> Instructions:
1. Rewrite as a short bulleted list the paragraph in nyclon's Apr 3, 2011 post in the forum thread on property inspection reports for spouse visas that begins "You don't need a housing inspection report," keeping its main facts.
2. Resume the forum thread on property inspection reports for spouse visas where it stops.

> Document extract:
# Property Inspection Report for Spouse Visa



## Phantasmo (Jan 15, 2013)

Who can do the above housing inspection report for ? Can any solicitor do it? 

I am specifically interested for a company who would be able to complete on in the Midlands area -specifically Bromsgrove. Anybody have any recommendations?


----------



## Cozak (Jun 25, 2013)

A charted surveyor carries out the report, the one I used I have linked in multiple threads but I'll include it here for ease of refrence:

Property Inspection Report for UK Immigration


----------



## cc9 (Oct 29, 2012)

I contacted the environmental health department of my local council and they were happy to do an independent report


----------



## KHP (Oct 25, 2012)

Hi there,

Please can someone confirm if the Property Inspection Report is a required document? 

I have spoken to my landlady and she hasn't heard of it before and nor had the local council. The owner is happy to write a letter stating that I am the sole tenant of the flat and that my husband has her permission to live there once his visa is approved. 

I also have a signed tenancy agreement and deposit statement.

I read through the requirements thoroughly and it listed a number of documents stating that ANY of them could be used as proof of accommodation provision. I have three of the documents on the list, surely this property inspection report isn't required in that case?

Thanks,
KHP


----------



## nyclon (Apr 3, 2011)

KHP said:


> Hi there,
> 
> Please can someone confirm if the Property Inspection Report is a required document?
> 
> ...


You don't need a housing inspection report. They are recommended for people who are staying with family or friends or who are living in shared accommodation. It's to confirm that the dwelling will not be over crowded with the addition of another person. As you have a lease in your name and you and your souse will be the only one's living there, your tenancy agreement, letter from your landlord and council tax statement will be sufficient.


----------



## KHP (Oct 25, 2012)

nyclon said:


> You don't need a housing inspection report. They are recommended for people who are staying with family or friends or who are living in shared accommodation. It's to confirm that the dwelling will not be over crowded with the addition of another person. As you have a lease in your name and you and your souse will be the only one's living there, your tenancy agreement, letter from your landlord and council tax statement will be sufficient.


Thanks Nyclon! That's great.

KHP


----------



## Mckennacam (Apr 22, 2013)

Can anyone advise on whether or not I would need one for a spouse visa application?
I share a two double bed flat with the landlord. She has written a letter and I have my tenancy agreement and council tax form (which shows we both live there).
She won't supply any of her documents or copies. So I can only submit the paperwork I have.

> Data extract:
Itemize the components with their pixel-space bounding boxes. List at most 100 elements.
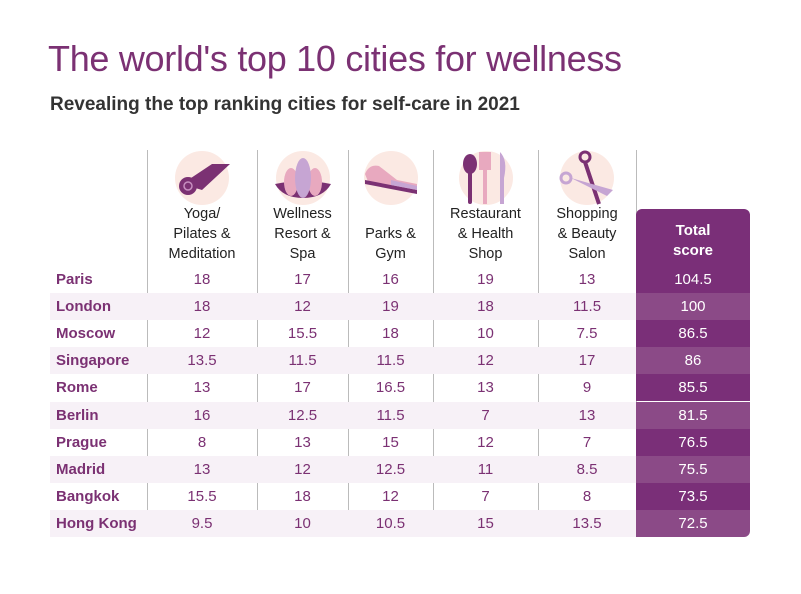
city-name: Rome xyxy=(56,379,98,397)
total-header-line: score xyxy=(672,242,714,259)
score-cell: 7 xyxy=(481,406,490,424)
score-cell: 8 xyxy=(582,487,592,505)
column-header: Shopping & Beauty Salon xyxy=(538,204,636,264)
column-header-line: & Health xyxy=(457,226,514,242)
city-name: Hong Kong xyxy=(56,514,137,532)
table-row: Paris 18 17 16 19 13 xyxy=(50,266,636,293)
score-cell: 18 xyxy=(294,487,311,505)
table-row: Bangkok 15.5 18 12 7 8 xyxy=(50,483,636,510)
total-score-cell: 72.5 xyxy=(636,509,750,537)
score-cell: 18 xyxy=(477,298,494,316)
score-cell: 7 xyxy=(582,433,592,451)
score-cell: 12.5 xyxy=(287,406,318,424)
column-header: Restaurant & Health Shop xyxy=(433,204,538,264)
score-cell: 11.5 xyxy=(376,406,405,424)
column-header-line: & Beauty xyxy=(557,226,617,242)
city-name: Moscow xyxy=(56,325,116,343)
score-cell: 11.5 xyxy=(572,298,602,316)
score-cell: 12 xyxy=(477,433,494,451)
table-row: Hong Kong 9.5 10 10.5 15 13.5 xyxy=(50,509,636,537)
column-header-line: Spa xyxy=(289,246,316,262)
column-header-line: Gym xyxy=(375,246,406,262)
score-cell: 9.5 xyxy=(191,514,213,532)
score-cell: 10 xyxy=(294,514,311,532)
table-row: Berlin 16 12.5 11.5 7 13 xyxy=(50,401,636,429)
score-cell: 16 xyxy=(193,406,211,424)
city-name: Singapore xyxy=(56,352,130,370)
score-cell: 10 xyxy=(477,325,494,343)
score-cell: 13 xyxy=(193,460,211,478)
score-cell: 12.5 xyxy=(375,460,406,478)
total-score-cell: 75.5 xyxy=(636,455,750,483)
score-cell: 17 xyxy=(294,379,311,397)
page-subtitle: Revealing the top ranking cities for sel… xyxy=(50,94,520,115)
score-cell: 12 xyxy=(294,298,311,316)
score-cell: 11.5 xyxy=(288,352,317,370)
city-name: Madrid xyxy=(56,460,106,478)
scissors-icon xyxy=(557,150,617,208)
table-row: London 18 12 19 18 11.5 xyxy=(50,293,636,321)
column-divider xyxy=(147,150,148,537)
total-header-line: Total xyxy=(675,222,711,239)
city-name: London xyxy=(56,298,111,316)
total-score-cell: 76.5 xyxy=(636,428,750,456)
score-cell: 18 xyxy=(193,298,211,316)
score-cell: 13 xyxy=(578,271,596,288)
score-cell: 10.5 xyxy=(375,514,406,532)
column-divider xyxy=(538,150,539,537)
column-header-line: Resort & xyxy=(274,226,331,242)
score-cell: 17 xyxy=(578,352,596,370)
score-cell: 13 xyxy=(477,379,494,397)
yoga-mat-icon xyxy=(172,150,232,208)
score-cell: 15.5 xyxy=(287,325,318,343)
score-cell: 16 xyxy=(382,271,399,288)
score-cell: 7.5 xyxy=(576,325,598,343)
score-cell: 19 xyxy=(382,298,399,316)
total-score-header: Total score xyxy=(636,209,750,266)
total-score-cell: 86 xyxy=(636,347,750,375)
column-header-line: Shopping xyxy=(556,206,618,222)
score-cell: 12 xyxy=(193,325,211,343)
score-cell: 8.5 xyxy=(576,460,598,478)
total-score-cell: 86.5 xyxy=(636,320,750,348)
score-cell: 17 xyxy=(294,271,311,288)
total-score-cell: 73.5 xyxy=(636,482,750,510)
score-cell: 15 xyxy=(477,514,494,532)
sneaker-icon xyxy=(361,150,421,208)
score-cell: 8 xyxy=(197,433,207,451)
score-cell: 16.5 xyxy=(375,379,406,397)
total-score-cell: 100 xyxy=(636,293,750,321)
column-header-line: Salon xyxy=(568,246,606,262)
column-header: Wellness Resort & Spa xyxy=(257,204,348,264)
table-row: Singapore 13.5 11.5 11.5 12 17 xyxy=(50,347,636,375)
score-cell: 13.5 xyxy=(187,352,217,370)
score-cell: 15.5 xyxy=(187,487,217,505)
score-cell: 13 xyxy=(193,379,211,397)
score-cell: 11.5 xyxy=(376,352,405,370)
column-header-line: Pilates & xyxy=(173,226,231,242)
total-score-cell: 85.5 xyxy=(636,374,750,402)
column-header-line: Yoga/ xyxy=(183,206,221,222)
score-cell: 12 xyxy=(294,460,311,478)
city-name: Paris xyxy=(56,271,93,288)
score-cell: 18 xyxy=(382,325,399,343)
column-header: Parks & Gym xyxy=(348,224,433,264)
city-name: Berlin xyxy=(56,406,99,424)
column-divider xyxy=(348,150,349,537)
table-row: Moscow 12 15.5 18 10 7.5 xyxy=(50,320,636,347)
city-name: Bangkok xyxy=(56,487,120,505)
column-header-line: Shop xyxy=(468,246,503,262)
score-cell: 11 xyxy=(477,460,494,478)
table-row: Prague 8 13 15 12 7 xyxy=(50,429,636,456)
column-divider xyxy=(257,150,258,537)
score-cell: 19 xyxy=(477,271,494,288)
city-name: Prague xyxy=(56,433,107,451)
cutlery-icon xyxy=(456,150,516,208)
column-header-line: Wellness xyxy=(273,206,332,222)
table-row: Madrid 13 12 12.5 11 8.5 xyxy=(50,455,636,483)
column-header: Yoga/Pilates & Meditation xyxy=(147,204,257,264)
page-title: The world's top 10 cities for wellness xyxy=(48,38,622,79)
score-cell: 12 xyxy=(382,487,399,505)
column-header-line: Restaurant xyxy=(450,206,521,222)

> Expected results:
1.
- A housing inspection report is not needed in this case.
- Such reports are recommended for people staying with family or friends or living in shared accommodation.
- Their purpose is to confirm that adding another person will not overcrowd the dwelling.
- With a lease in one's own name and only the couple living there, the tenancy agreement, a letter from the landlord and a council tax statement will be enough.

2.
But I have contacted a survey company who said it was definitely a requirement not a suggestion.

And advice would be greatly appreciated.

Thanks


----------



## Joppa (Sep 7, 2009)

When a property is shared other than with your immediate family, inspection report is highly recommended. While you may be approved without, what take chances and prospect of delay? Contact your local council, usually the environmental health, about it in the first instance.


----------



## angela2014 (Jan 13, 2014)

Sorry to be redundant but it really seems (to me at least) that there's still some confusion over who should get a property inspection. If my husband and I (applying for a spouse visa) will be living in Oxford with his parents in a 5 bedroom house, we should probably have one then?

I assume a signed letter by a solicitor stating the house dimensions, condition and other occupants isn't sufficient and we have to ask the local council?

Many thanks


----------



## Joppa (Sep 7, 2009)

The general rule of thumb is if the property is shared with people outside your immediate family (spouse/partner and children), inspection report is highly recommended.


----------



## angela2014 (Jan 13, 2014)

THANK YOU, Joppa! You're amazingly helpful (as is this forum). Hope I'm not being overly needy on my posts here but one more question...

Is a council tax bill required? Just the bill or proof of payment? Otherwise, if it's just to show the occupants (my husband's parents) actually live at the address, are utility bills or other mail to the address acceptable in lieu of a council tax bill?


----------



## nyclon (Apr 3, 2011)

A council tax bill proves they actually live there. You don't have to have proof that it's been paid.


----------



## moe07 (Mar 1, 2014)

*house inspection report*

hi 

i applied for uk for uk spouse visa on july 2012 and it was refused because the house was overcrowded and its was my fault because i didint bring the house inspection report.
now im doing new application in april and i have the house report and its good 
it say that if came the house will be not overcrowded.
my question is:

if the house report is good i dont have to worry about the accomodation problem anymore rite? 


thanks


----------



## Joppa (Sep 7, 2009)

There are other aspects of accommodation besides overcrowding, such as permission of landlord/owner, proof of ownership or occupation. If they are all in order, there is no reason why you should fail on accommodation requirement.


----------



## moe07 (Mar 1, 2014)

hi thank you for ur help joppa

my wife own the house with her sister fifty fifty so i have :
land registry 
permission from my wife sister to allow me to say in the house (LETTRE)
house inspection report 
photo of the house.
do i need any think else pls?
land registry and certificate of ownership are they the same ?

thank u very much for ur help


----------



## Colombia (Jun 9, 2014)

BertMula said:


> The UKBA recently issued an information guide which stated that a property inspection report is required for all applications leading to/for the purposes of settlement.



Could you please provide the link to that information guide? 

This seem to be the only link on accommodation but there is no requirement of property inspection report in the accommodation guideline: https://www.gov.uk/government/publi...tion-maa/maintenance-and-accommodation-maa--2


----------



## jdev (Jul 7, 2014)

BertMula said:


> The UKBA recently issued an* information guide *which stated that a property inspection report is required for all applications leading to/for the purposes of settlement.


Can anybody else maybe provide THIS document or link to it?

We got a problem to get the inspection report in Truro, nobody there can help us.


----------



## lhelker (Aug 22, 2012)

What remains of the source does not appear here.